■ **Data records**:
|---|
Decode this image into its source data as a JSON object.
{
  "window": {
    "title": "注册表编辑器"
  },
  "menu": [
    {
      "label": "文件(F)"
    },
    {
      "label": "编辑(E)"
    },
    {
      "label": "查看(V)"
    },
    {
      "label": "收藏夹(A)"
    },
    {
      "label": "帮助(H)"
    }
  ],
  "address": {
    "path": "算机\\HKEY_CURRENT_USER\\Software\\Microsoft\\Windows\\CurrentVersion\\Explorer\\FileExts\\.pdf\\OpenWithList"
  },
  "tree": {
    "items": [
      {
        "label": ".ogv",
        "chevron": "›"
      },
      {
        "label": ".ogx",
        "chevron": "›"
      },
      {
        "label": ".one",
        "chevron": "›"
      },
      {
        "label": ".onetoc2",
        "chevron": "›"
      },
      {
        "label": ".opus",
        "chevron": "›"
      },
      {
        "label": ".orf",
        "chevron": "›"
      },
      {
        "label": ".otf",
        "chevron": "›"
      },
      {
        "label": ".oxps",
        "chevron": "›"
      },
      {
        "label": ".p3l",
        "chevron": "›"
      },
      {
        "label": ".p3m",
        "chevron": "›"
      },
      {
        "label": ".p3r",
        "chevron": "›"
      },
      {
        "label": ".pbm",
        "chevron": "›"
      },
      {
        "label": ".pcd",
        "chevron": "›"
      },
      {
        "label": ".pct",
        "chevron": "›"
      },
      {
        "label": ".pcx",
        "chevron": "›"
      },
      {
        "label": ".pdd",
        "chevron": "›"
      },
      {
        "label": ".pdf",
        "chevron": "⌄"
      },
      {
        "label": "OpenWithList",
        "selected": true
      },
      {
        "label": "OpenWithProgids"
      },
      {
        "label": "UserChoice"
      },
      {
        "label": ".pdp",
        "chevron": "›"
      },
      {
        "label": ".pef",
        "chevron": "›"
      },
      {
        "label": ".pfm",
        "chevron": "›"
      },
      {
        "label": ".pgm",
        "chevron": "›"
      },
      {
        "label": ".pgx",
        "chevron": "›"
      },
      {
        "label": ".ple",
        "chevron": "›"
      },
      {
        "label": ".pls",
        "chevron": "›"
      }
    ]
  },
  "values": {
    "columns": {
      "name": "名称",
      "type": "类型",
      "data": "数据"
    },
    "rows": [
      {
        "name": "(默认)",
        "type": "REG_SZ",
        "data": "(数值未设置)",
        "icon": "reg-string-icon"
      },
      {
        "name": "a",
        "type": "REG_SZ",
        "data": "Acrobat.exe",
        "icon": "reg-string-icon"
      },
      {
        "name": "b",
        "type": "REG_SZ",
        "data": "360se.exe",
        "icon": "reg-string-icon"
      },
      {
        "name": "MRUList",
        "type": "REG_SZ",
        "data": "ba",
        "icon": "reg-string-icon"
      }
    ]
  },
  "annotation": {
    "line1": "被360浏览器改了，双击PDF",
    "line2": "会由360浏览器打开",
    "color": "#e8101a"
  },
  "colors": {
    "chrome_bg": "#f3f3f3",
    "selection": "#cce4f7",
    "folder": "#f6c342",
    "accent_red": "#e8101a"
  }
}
|---|
■ **EXERCISE REQUIREMENTS**:
Copy all lines from the material that include "name".

■ **OUTPUT**:
      "name": "名称",
        "name": "(默认)",
        "name": "a",
        "name": "b",
        "name": "MRUList",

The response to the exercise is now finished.